*Extract provided*:
● ● ● ● ●

Persisting Recognized WAV Audio from the SR Engine (SAPI 5.3)

Speech API 5.3
Microsoft Speech API 5.3

Persisting Recognized WAV Audio from the SR Engine


This document is intended to help developers of speech recognition (SR) applications use the Microsoft speech recognition and audio APIs to persist or store the wav audio recognized by a SR engine. The topics covered include:

  • Typical file input scenario
  • Typical audio storage scenario
  • Relevant APIs for C++ and Visual Basic/Scripting developers
  • Sample recognized audio storage source code for developers (written in both C++ and Visual Basic 6.0)

Typical file input scenario

The following are typical scenarios that would need to store the wav audio recognized by the SR engine:

  • Transcription applications (e.g., convert voice mail to email)

● ● ● ● ●

*Exercises to complete*:
a. According to the SAPI 5.3 document on persisting recognized audio, what example is given for a transcription application?
b. Continue the SAPI 5.3 document on persisting recognized WAV audio from where it stops.
The data that comes next is from a different source than the SAPI 5.3 document.

*Raw data*:
● ● ● ● ●

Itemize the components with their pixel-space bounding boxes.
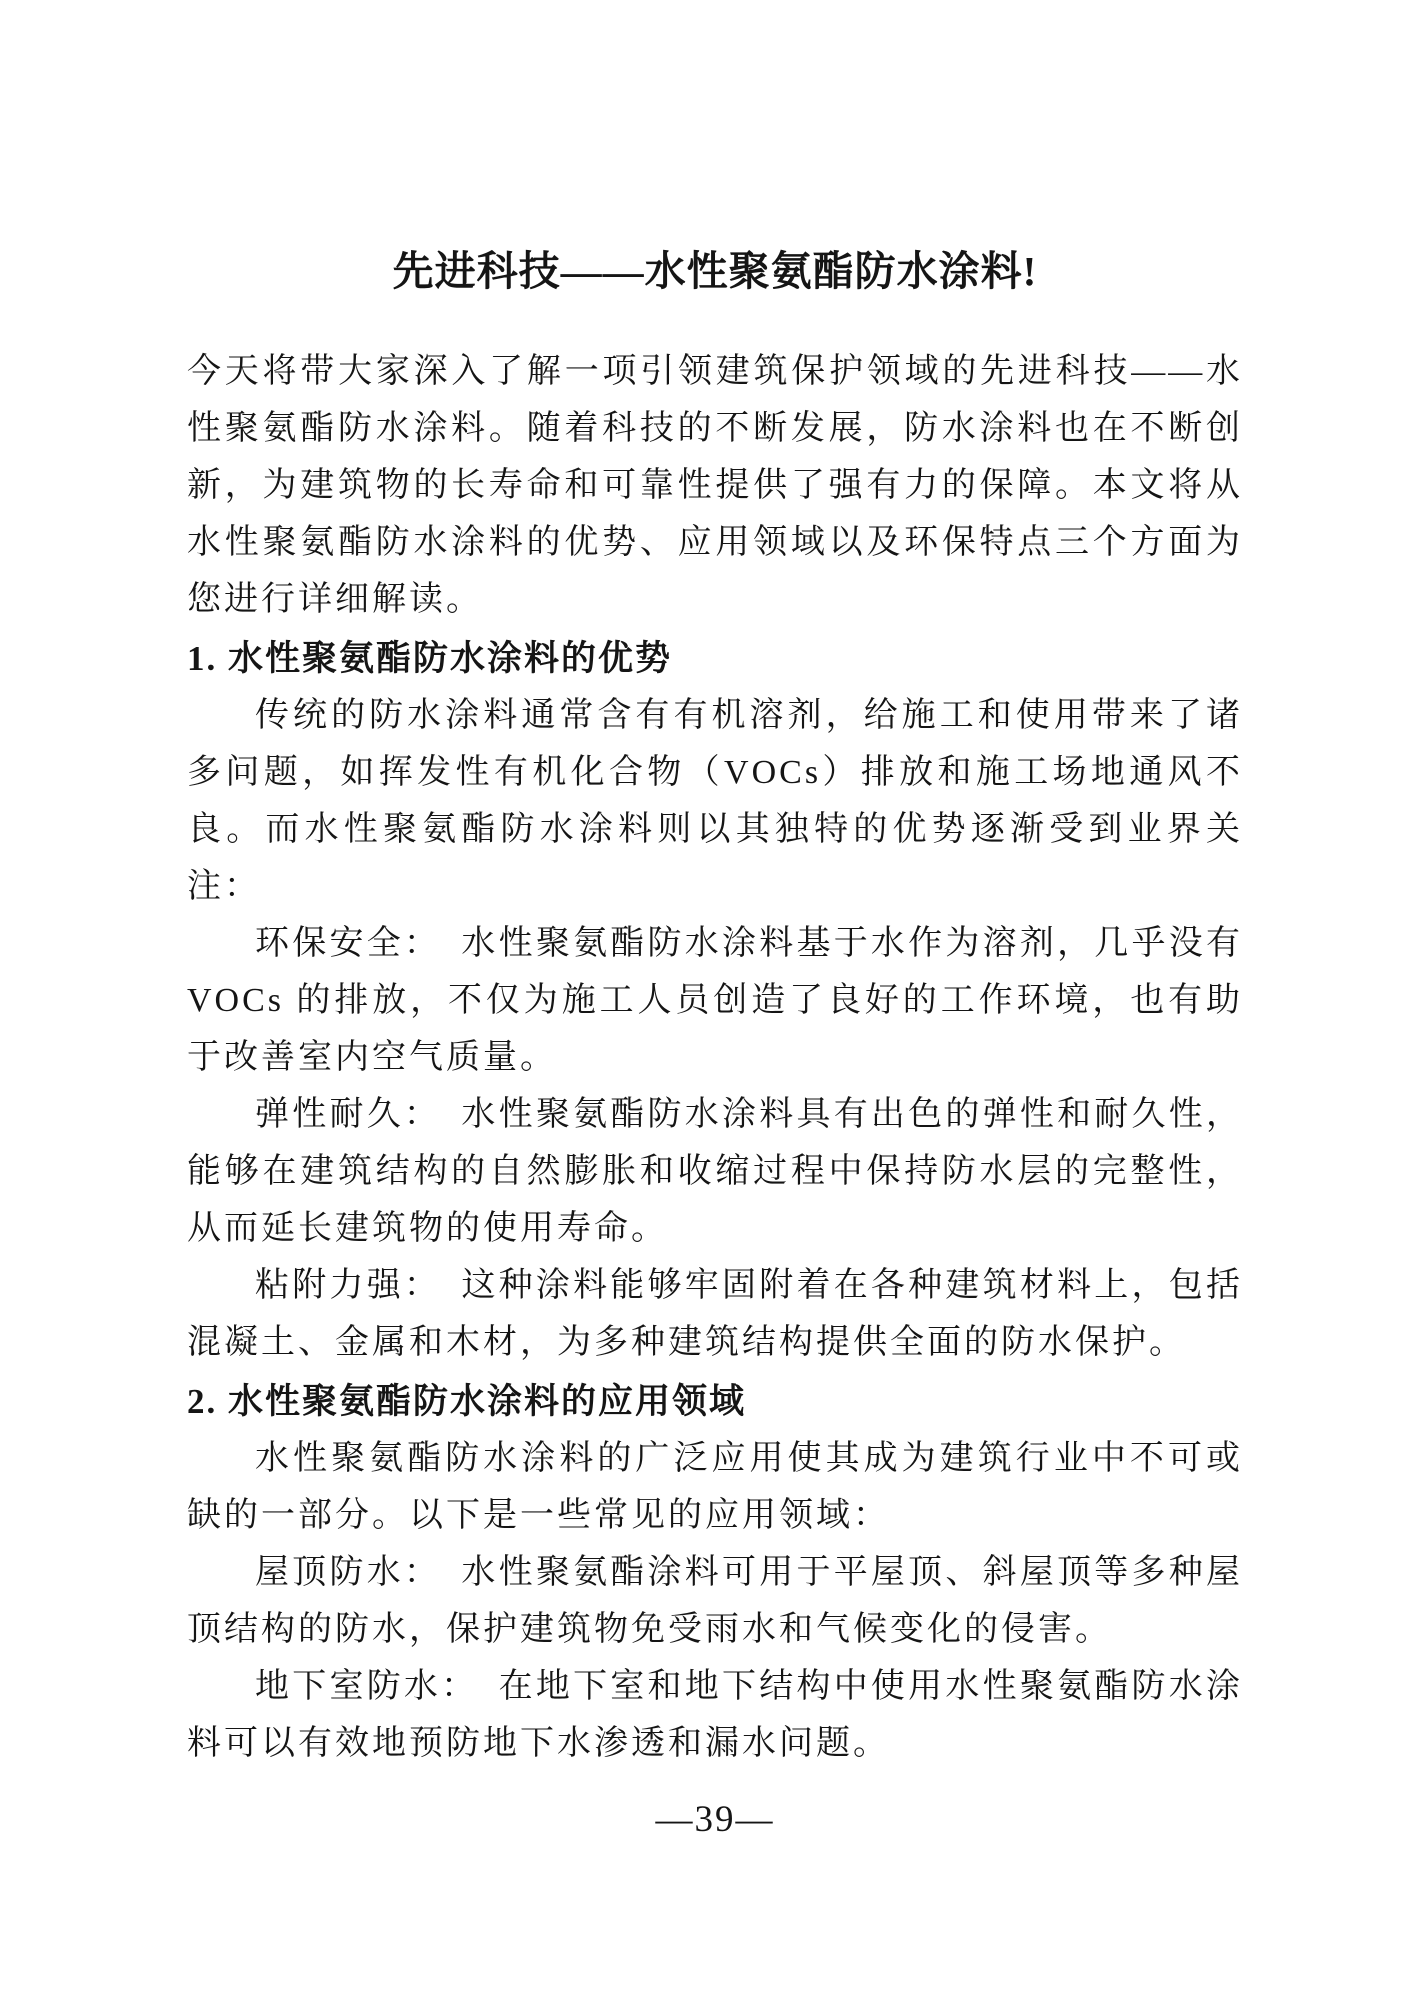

● ● ● ● ●

*Answer set*:
a. Converting voice mail to email.

b.
  • Audio correction user interface (e.g., replay and/or re-recognize audio snippets)
  • SR engine testing (e.g., measure and improve engine accuracy with reproducible audio input data)

Typical audio storage scenario

Follow these basic steps to retrieve and store recognized wav audio:

  1. Create an SR engine (InProc or shared).
  2. Enable retained audio on the relevant recognition context.
  3. Set the retained audio format (specify lower quality for smaller storage size, higher quality for clearer audio). Default is the SR engine's audio format.
  4. Set up and receive recognition events for relevant recognition context.
  5. Retrieve audio stream from recognition result.
  6. Copy result's audio stream to file-bound stream.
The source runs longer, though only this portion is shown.